Go through the listing and copy every line word for word.
:: Available data
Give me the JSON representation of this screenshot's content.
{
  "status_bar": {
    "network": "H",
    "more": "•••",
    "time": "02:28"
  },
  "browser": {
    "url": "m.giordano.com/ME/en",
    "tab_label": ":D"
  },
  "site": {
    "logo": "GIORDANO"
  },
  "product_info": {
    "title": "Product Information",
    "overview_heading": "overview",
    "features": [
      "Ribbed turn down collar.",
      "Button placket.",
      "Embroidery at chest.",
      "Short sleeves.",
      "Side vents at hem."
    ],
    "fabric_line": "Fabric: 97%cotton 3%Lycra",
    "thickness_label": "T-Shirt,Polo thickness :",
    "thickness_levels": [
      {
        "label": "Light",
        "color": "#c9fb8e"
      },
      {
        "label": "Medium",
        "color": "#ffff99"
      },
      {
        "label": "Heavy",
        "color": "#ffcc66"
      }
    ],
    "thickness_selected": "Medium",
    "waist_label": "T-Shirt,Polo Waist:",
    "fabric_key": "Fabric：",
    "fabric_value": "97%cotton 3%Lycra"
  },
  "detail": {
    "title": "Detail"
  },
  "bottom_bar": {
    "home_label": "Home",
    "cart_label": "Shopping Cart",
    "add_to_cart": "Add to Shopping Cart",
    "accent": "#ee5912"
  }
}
::::
= Finished task =
Give me the JSON representation of this screenshot's content.
{
  "status_bar": {
    "network": "H",
    "more": "•••",
    "time": "02:28"
  },
  "browser": {
    "url": "m.giordano.com/ME/en",
    "tab_label": ":D"
  },
  "site": {
    "logo": "GIORDANO"
  },
  "product_info": {
    "title": "Product Information",
    "overview_heading": "overview",
    "features": [
      "Ribbed turn down collar.",
      "Button placket.",
      "Embroidery at chest.",
      "Short sleeves.",
      "Side vents at hem."
    ],
    "fabric_line": "Fabric: 97%cotton 3%Lycra",
    "thickness_label": "T-Shirt,Polo thickness :",
    "thickness_levels": [
      {
        "label": "Light",
        "color": "#c9fb8e"
      },
      {
        "label": "Medium",
        "color": "#ffff99"
      },
      {
        "label": "Heavy",
        "color": "#ffcc66"
      }
    ],
    "thickness_selected": "Medium",
    "waist_label": "T-Shirt,Polo Waist:",
    "fabric_key": "Fabric：",
    "fabric_value": "97%cotton 3%Lycra"
  },
  "detail": {
    "title": "Detail"
  },
  "bottom_bar": {
    "home_label": "Home",
    "cart_label": "Shopping Cart",
    "add_to_cart": "Add to Shopping Cart",
    "accent": "#ee5912"
  }
}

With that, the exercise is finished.